▶ [Do this]:
Tally the lines in the data that follows that include the word "title", and report nothing but the total.

▶ [Part of a data file]:
---*---
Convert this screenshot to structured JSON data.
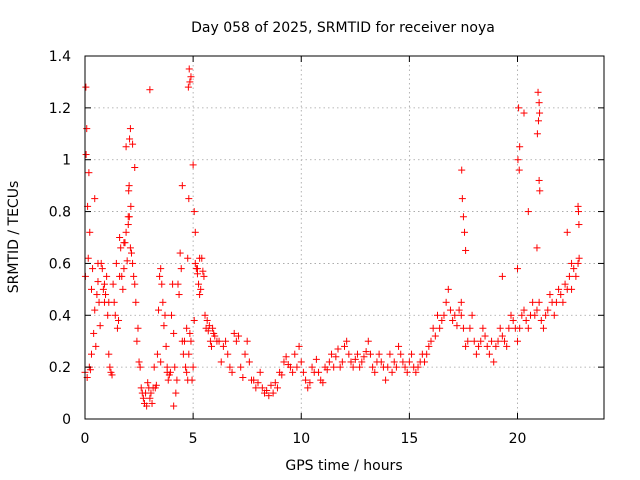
{
  "chart_data": {
    "type": "scatter",
    "title": "Day 058 of 2025, SRMTID for receiver noya",
    "xlabel": "GPS time / hours",
    "ylabel": "SRMTID / TECUs",
    "xlim": [
      0,
      24
    ],
    "ylim": [
      0,
      1.4
    ],
    "xticks": [
      0,
      5,
      10,
      15,
      20
    ],
    "xtick_labels": [
      "0",
      "5",
      "10",
      "15",
      "20"
    ],
    "yticks": [
      0,
      0.2,
      0.4,
      0.6,
      0.8,
      1.0,
      1.2,
      1.4
    ],
    "ytick_labels": [
      "0",
      "0.2",
      "0.4",
      "0.6",
      "0.8",
      "1",
      "1.2",
      "1.4"
    ],
    "grid": true,
    "marker": "+",
    "color": "#ff0000",
    "series": [
      {
        "name": "SRMTID",
        "x": [
          0.0,
          0.05,
          0.1,
          0.15,
          0.2,
          0.25,
          0.3,
          0.35,
          0.4,
          0.45,
          0.5,
          0.55,
          0.6,
          0.65,
          0.7,
          0.75,
          0.8,
          0.85,
          0.9,
          0.95,
          1.0,
          1.05,
          1.1,
          1.15,
          1.2,
          1.25,
          1.3,
          1.35,
          1.4,
          1.45,
          1.5,
          1.55,
          1.6,
          1.65,
          1.7,
          1.75,
          1.8,
          1.85,
          1.9,
          1.95,
          2.0,
          2.05,
          2.1,
          2.15,
          2.2,
          2.25,
          2.3,
          2.35,
          2.4,
          2.45,
          2.5,
          2.55,
          2.6,
          2.65,
          2.7,
          2.75,
          2.8,
          2.85,
          2.9,
          2.95,
          3.0,
          3.05,
          3.1,
          3.15,
          3.2,
          3.25,
          3.3,
          3.35,
          3.4,
          3.45,
          3.5,
          3.55,
          3.6,
          3.65,
          3.7,
          3.75,
          3.8,
          3.85,
          3.9,
          3.95,
          4.0,
          4.05,
          4.1,
          4.15,
          4.2,
          4.25,
          4.3,
          4.35,
          4.4,
          4.45,
          4.5,
          4.55,
          4.6,
          4.65,
          4.7,
          4.75,
          4.8,
          4.85,
          4.9,
          4.95,
          5.0,
          5.05,
          5.1,
          5.15,
          5.2,
          5.25,
          5.3,
          5.35,
          5.4,
          5.45,
          5.5,
          5.55,
          5.6,
          5.65,
          5.7,
          5.75,
          5.8,
          5.85,
          5.9,
          5.95,
          6.0,
          6.1,
          6.2,
          6.3,
          6.4,
          6.5,
          6.6,
          6.7,
          6.8,
          6.9,
          7.0,
          7.1,
          7.2,
          7.3,
          7.4,
          7.5,
          7.6,
          7.7,
          7.8,
          7.9,
          8.0,
          8.1,
          8.2,
          8.3,
          8.4,
          8.5,
          8.6,
          8.7,
          8.8,
          8.9,
          9.0,
          9.1,
          9.2,
          9.3,
          9.4,
          9.5,
          9.6,
          9.7,
          9.8,
          9.9,
          10.0,
          10.1,
          10.2,
          10.3,
          10.4,
          10.5,
          10.6,
          10.7,
          10.8,
          10.9,
          11.0,
          11.1,
          11.2,
          11.3,
          11.4,
          11.5,
          11.6,
          11.7,
          11.8,
          11.9,
          12.0,
          12.1,
          12.2,
          12.3,
          12.4,
          12.5,
          12.6,
          12.7,
          12.8,
          12.9,
          13.0,
          13.1,
          13.2,
          13.3,
          13.4,
          13.5,
          13.6,
          13.7,
          13.8,
          13.9,
          14.0,
          14.1,
          14.2,
          14.3,
          14.4,
          14.5,
          14.6,
          14.7,
          14.8,
          14.9,
          15.0,
          15.1,
          15.2,
          15.3,
          15.4,
          15.5,
          15.6,
          15.7,
          15.8,
          15.9,
          16.0,
          16.1,
          16.2,
          16.3,
          16.4,
          16.5,
          16.6,
          16.7,
          16.8,
          16.9,
          17.0,
          17.1,
          17.2,
          17.3,
          17.4,
          17.5,
          17.6,
          17.7,
          17.8,
          17.9,
          18.0,
          18.1,
          18.2,
          18.3,
          18.4,
          18.5,
          18.6,
          18.7,
          18.8,
          18.9,
          19.0,
          19.1,
          19.2,
          19.3,
          19.4,
          19.5,
          19.6,
          19.7,
          19.8,
          19.9,
          20.0,
          20.1,
          20.2,
          20.3,
          20.4,
          20.5,
          20.6,
          20.7,
          20.8,
          20.9,
          21.0,
          21.1,
          21.2,
          21.3,
          21.4,
          21.5,
          21.6,
          21.7,
          21.8,
          21.9,
          22.0,
          22.1,
          22.2,
          22.3,
          22.4,
          22.5,
          22.6,
          22.7,
          22.8,
          22.85,
          0.02,
          0.04,
          0.08,
          0.12,
          0.18,
          0.22,
          0.3,
          0.45,
          0.6,
          0.9,
          1.1,
          1.6,
          1.8,
          1.9,
          2.0,
          2.02,
          2.04,
          2.06,
          2.1,
          2.12,
          2.2,
          2.3,
          3.0,
          3.5,
          3.8,
          4.1,
          4.5,
          4.7,
          4.75,
          4.8,
          4.85,
          4.82,
          4.78,
          4.9,
          5.0,
          5.05,
          5.1,
          5.2,
          5.3,
          17.4,
          17.42,
          17.45,
          17.5,
          17.55,
          17.6,
          19.3,
          20.0,
          20.02,
          20.05,
          20.1,
          20.08,
          20.3,
          20.5,
          20.9,
          20.92,
          20.95,
          21.0,
          21.02,
          20.97,
          21.0,
          21.03,
          22.8,
          22.82,
          22.84,
          22.5,
          22.3
        ],
        "y": [
          0.18,
          1.02,
          0.16,
          0.62,
          0.2,
          0.19,
          0.25,
          0.58,
          0.33,
          0.42,
          0.28,
          0.48,
          0.53,
          0.45,
          0.36,
          0.6,
          0.58,
          0.5,
          0.45,
          0.48,
          0.55,
          0.4,
          0.25,
          0.2,
          0.18,
          0.17,
          0.52,
          0.45,
          0.4,
          0.6,
          0.35,
          0.38,
          0.7,
          0.66,
          0.55,
          0.5,
          0.58,
          0.68,
          0.72,
          0.61,
          0.75,
          0.78,
          0.66,
          0.64,
          0.6,
          0.55,
          0.52,
          0.45,
          0.3,
          0.35,
          0.22,
          0.2,
          0.12,
          0.1,
          0.08,
          0.06,
          0.1,
          0.05,
          0.14,
          0.12,
          0.08,
          0.1,
          0.06,
          0.12,
          0.2,
          0.12,
          0.13,
          0.25,
          0.42,
          0.55,
          0.58,
          0.52,
          0.45,
          0.36,
          0.4,
          0.28,
          0.2,
          0.15,
          0.17,
          0.18,
          0.4,
          0.52,
          0.33,
          0.2,
          0.1,
          0.15,
          0.52,
          0.48,
          0.64,
          0.58,
          0.3,
          0.25,
          0.3,
          0.2,
          0.18,
          0.15,
          0.25,
          0.33,
          0.3,
          0.15,
          0.2,
          0.38,
          0.6,
          0.58,
          0.56,
          0.52,
          0.48,
          0.5,
          0.62,
          0.57,
          0.55,
          0.4,
          0.35,
          0.38,
          0.34,
          0.36,
          0.3,
          0.28,
          0.35,
          0.33,
          0.32,
          0.3,
          0.3,
          0.22,
          0.28,
          0.3,
          0.25,
          0.2,
          0.18,
          0.33,
          0.3,
          0.32,
          0.2,
          0.16,
          0.25,
          0.3,
          0.22,
          0.15,
          0.15,
          0.12,
          0.14,
          0.18,
          0.12,
          0.1,
          0.11,
          0.09,
          0.13,
          0.1,
          0.14,
          0.12,
          0.18,
          0.17,
          0.22,
          0.24,
          0.21,
          0.2,
          0.18,
          0.25,
          0.2,
          0.28,
          0.22,
          0.18,
          0.15,
          0.12,
          0.14,
          0.2,
          0.18,
          0.23,
          0.18,
          0.15,
          0.14,
          0.2,
          0.19,
          0.22,
          0.25,
          0.2,
          0.24,
          0.27,
          0.2,
          0.22,
          0.28,
          0.3,
          0.25,
          0.22,
          0.2,
          0.23,
          0.25,
          0.2,
          0.22,
          0.24,
          0.26,
          0.3,
          0.25,
          0.2,
          0.18,
          0.22,
          0.25,
          0.22,
          0.2,
          0.15,
          0.2,
          0.25,
          0.18,
          0.22,
          0.2,
          0.28,
          0.25,
          0.22,
          0.2,
          0.18,
          0.22,
          0.25,
          0.2,
          0.18,
          0.2,
          0.22,
          0.25,
          0.22,
          0.25,
          0.28,
          0.3,
          0.35,
          0.32,
          0.4,
          0.35,
          0.38,
          0.4,
          0.45,
          0.5,
          0.42,
          0.38,
          0.4,
          0.36,
          0.42,
          0.4,
          0.35,
          0.28,
          0.3,
          0.35,
          0.4,
          0.3,
          0.25,
          0.28,
          0.3,
          0.35,
          0.32,
          0.28,
          0.25,
          0.3,
          0.22,
          0.28,
          0.3,
          0.35,
          0.32,
          0.3,
          0.28,
          0.35,
          0.4,
          0.38,
          0.35,
          0.3,
          0.35,
          0.4,
          0.42,
          0.38,
          0.35,
          0.4,
          0.45,
          0.4,
          0.42,
          0.45,
          0.38,
          0.35,
          0.4,
          0.42,
          0.48,
          0.45,
          0.4,
          0.45,
          0.5,
          0.48,
          0.45,
          0.52,
          0.5,
          0.55,
          0.5,
          0.58,
          0.55,
          0.6,
          0.62,
          0.55,
          1.28,
          1.12,
          0.82,
          0.95,
          0.72,
          0.5,
          0.85,
          0.6,
          0.52,
          0.45,
          0.55,
          0.68,
          1.05,
          0.78,
          0.88,
          0.9,
          1.08,
          1.12,
          0.82,
          1.06,
          0.97,
          1.27,
          0.22,
          0.18,
          0.05,
          0.9,
          0.35,
          0.62,
          0.85,
          1.3,
          1.35,
          1.28,
          1.32,
          0.98,
          0.8,
          0.72,
          0.58,
          0.62,
          0.45,
          0.96,
          0.85,
          0.78,
          0.72,
          0.65,
          0.55,
          0.58,
          1.0,
          1.2,
          1.05,
          0.96,
          1.18,
          0.8,
          0.66,
          1.1,
          1.26,
          1.22,
          1.18,
          1.15,
          0.92,
          0.88,
          0.82,
          0.8,
          0.75,
          0.6,
          0.72
        ]
      }
    ]
  }
}
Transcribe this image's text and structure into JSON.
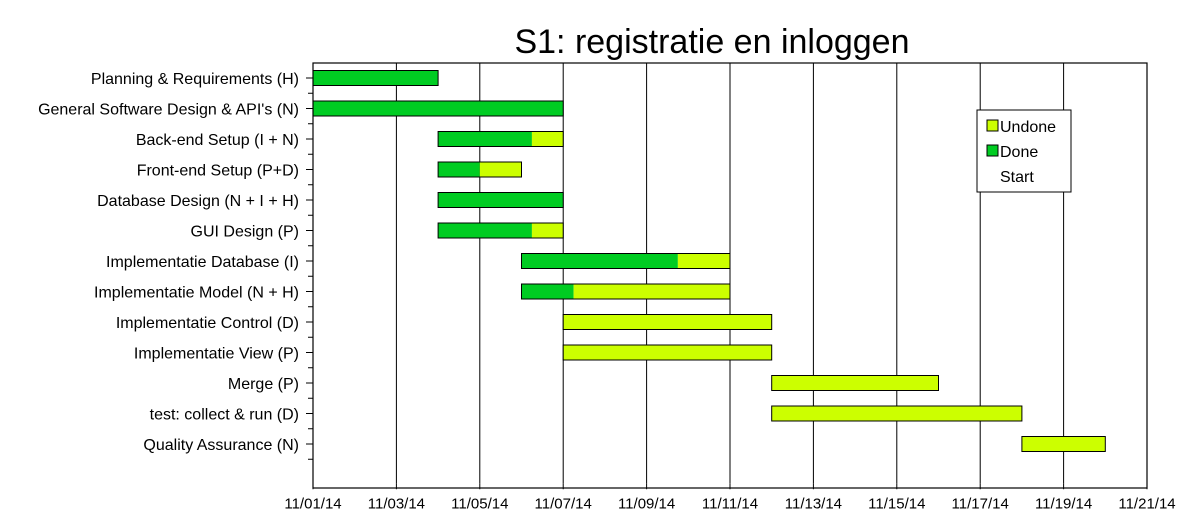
{
  "chart_data": {
    "type": "gantt",
    "title": "S1: registratie en inloggen",
    "x_ticks": [
      "11/01/14",
      "11/03/14",
      "11/05/14",
      "11/07/14",
      "11/09/14",
      "11/11/14",
      "11/13/14",
      "11/15/14",
      "11/17/14",
      "11/19/14",
      "11/21/14"
    ],
    "x_range": [
      "11/01/14",
      "11/21/14"
    ],
    "grid": "vertical",
    "legend_position": "top-right",
    "legend": [
      {
        "label": "Undone",
        "color": "#ccff00"
      },
      {
        "label": "Done",
        "color": "#00cc22"
      },
      {
        "label": "Start",
        "color": "#ffffff"
      }
    ],
    "tasks": [
      {
        "name": "Planning & Requirements (H)",
        "start": "11/01/14",
        "done_end": "11/04/14",
        "end": "11/04/14"
      },
      {
        "name": "General Software Design & API's (N)",
        "start": "11/01/14",
        "done_end": "11/07/14",
        "end": "11/07/14"
      },
      {
        "name": "Back-end Setup (I + N)",
        "start": "11/04/14",
        "done_end": "11/06/14 06:00",
        "end": "11/07/14"
      },
      {
        "name": "Front-end Setup (P+D)",
        "start": "11/04/14",
        "done_end": "11/05/14",
        "end": "11/06/14"
      },
      {
        "name": "Database Design (N + I + H)",
        "start": "11/04/14",
        "done_end": "11/07/14",
        "end": "11/07/14"
      },
      {
        "name": "GUI Design (P)",
        "start": "11/04/14",
        "done_end": "11/06/14 06:00",
        "end": "11/07/14"
      },
      {
        "name": "Implementatie Database (I)",
        "start": "11/06/14",
        "done_end": "11/09/14 18:00",
        "end": "11/11/14"
      },
      {
        "name": "Implementatie Model (N + H)",
        "start": "11/06/14",
        "done_end": "11/07/14 06:00",
        "end": "11/11/14"
      },
      {
        "name": "Implementatie Control (D)",
        "start": "11/07/14",
        "done_end": "11/07/14",
        "end": "11/12/14"
      },
      {
        "name": "Implementatie View (P)",
        "start": "11/07/14",
        "done_end": "11/07/14",
        "end": "11/12/14"
      },
      {
        "name": "Merge (P)",
        "start": "11/12/14",
        "done_end": "11/12/14",
        "end": "11/16/14"
      },
      {
        "name": "test: collect & run (D)",
        "start": "11/12/14",
        "done_end": "11/12/14",
        "end": "11/18/14"
      },
      {
        "name": "Quality Assurance (N)",
        "start": "11/18/14",
        "done_end": "11/18/14",
        "end": "11/20/14"
      }
    ]
  }
}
---*---
▶ [Problem solution]:
2